Dataset records

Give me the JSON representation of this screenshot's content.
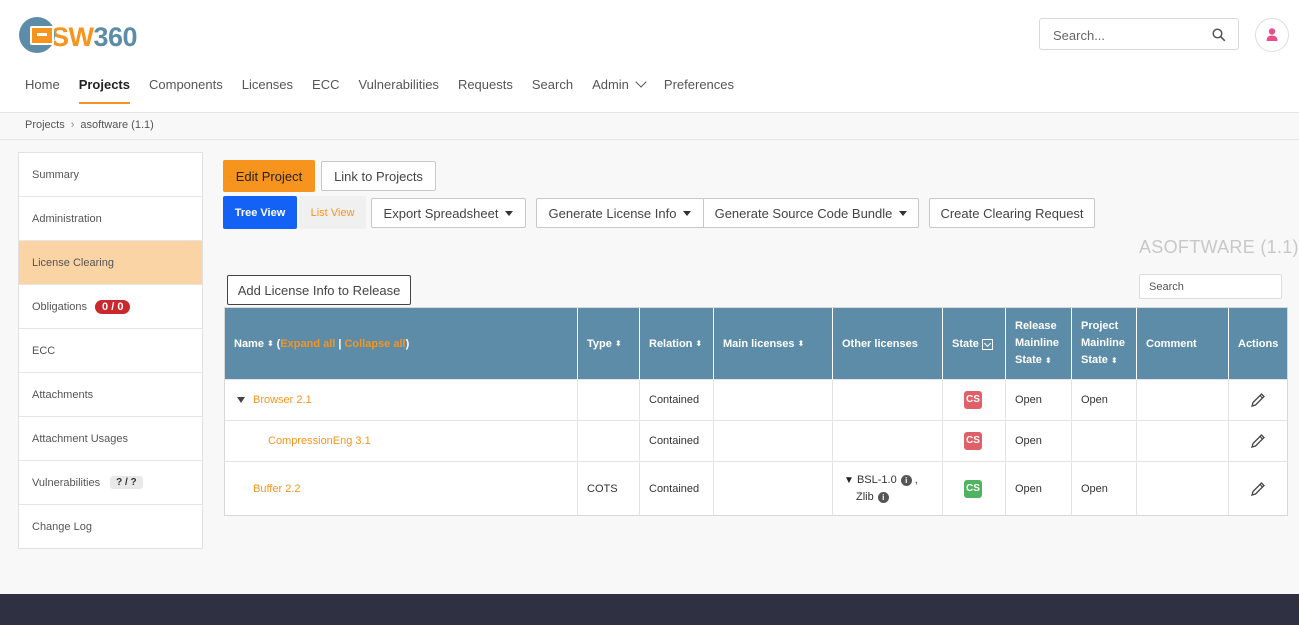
{
  "app": {
    "logo_prefix": "SW",
    "logo_number": "360"
  },
  "search": {
    "placeholder": "Search..."
  },
  "nav": {
    "items": [
      {
        "label": "Home",
        "active": false
      },
      {
        "label": "Projects",
        "active": true
      },
      {
        "label": "Components",
        "active": false
      },
      {
        "label": "Licenses",
        "active": false
      },
      {
        "label": "ECC",
        "active": false
      },
      {
        "label": "Vulnerabilities",
        "active": false
      },
      {
        "label": "Requests",
        "active": false
      },
      {
        "label": "Search",
        "active": false
      },
      {
        "label": "Admin",
        "active": false
      },
      {
        "label": "Preferences",
        "active": false
      }
    ]
  },
  "breadcrumb": {
    "root": "Projects",
    "current": "asoftware (1.1)"
  },
  "sidebar": {
    "items": [
      {
        "label": "Summary"
      },
      {
        "label": "Administration"
      },
      {
        "label": "License Clearing"
      },
      {
        "label": "Obligations",
        "badge": "0 / 0"
      },
      {
        "label": "ECC"
      },
      {
        "label": "Attachments"
      },
      {
        "label": "Attachment Usages"
      },
      {
        "label": "Vulnerabilities",
        "badge": "? / ?"
      },
      {
        "label": "Change Log"
      }
    ]
  },
  "toolbar": {
    "edit_project": "Edit Project",
    "link_projects": "Link to Projects",
    "tree_view": "Tree View",
    "list_view": "List View",
    "export_spreadsheet": "Export Spreadsheet",
    "generate_license_info": "Generate License Info",
    "generate_source_bundle": "Generate Source Code Bundle",
    "create_clearing_request": "Create Clearing Request",
    "add_license_info": "Add License Info to Release"
  },
  "project_title": "ASOFTWARE (1.1)",
  "table": {
    "search_placeholder": "Search",
    "headers": {
      "name": "Name",
      "expand_all": "Expand all",
      "separator": "|",
      "collapse_all": "Collapse all",
      "type": "Type",
      "relation": "Relation",
      "main_licenses": "Main licenses",
      "other_licenses": "Other licenses",
      "state": "State",
      "release_mainline_1": "Release",
      "release_mainline_2": "Mainline",
      "release_mainline_3": "State",
      "project_mainline_1": "Project",
      "project_mainline_2": "Mainline",
      "project_mainline_3": "State",
      "comment": "Comment",
      "actions": "Actions"
    },
    "rows": [
      {
        "name": "Browser 2.1",
        "type": "",
        "relation": "Contained",
        "main_licenses": "",
        "state": "CS",
        "state_color": "#e0606a",
        "release_mainline_state": "Open",
        "project_mainline_state": "Open"
      },
      {
        "name": "CompressionEng 3.1",
        "type": "",
        "relation": "Contained",
        "main_licenses": "",
        "state": "CS",
        "state_color": "#e0606a",
        "release_mainline_state": "Open",
        "project_mainline_state": ""
      },
      {
        "name": "Buffer 2.2",
        "type": "COTS",
        "relation": "Contained",
        "main_licenses": "",
        "other_license_1": "BSL-1.0",
        "other_license_sep": ",",
        "other_license_2": "Zlib",
        "state": "CS",
        "state_color": "#4fb360",
        "release_mainline_state": "Open",
        "project_mainline_state": "Open"
      }
    ]
  },
  "colors": {
    "accent": "#f7941d",
    "header_blue": "#5d8ca8",
    "primary_blue": "#1462f5",
    "footer": "#2f3142"
  }
}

Problem statement
Copy out every line of the listing that includes the string "Projects".

Answer to the task
        "label": "Projects",
    "root": "Projects",
    "link_projects": "Link to Projects",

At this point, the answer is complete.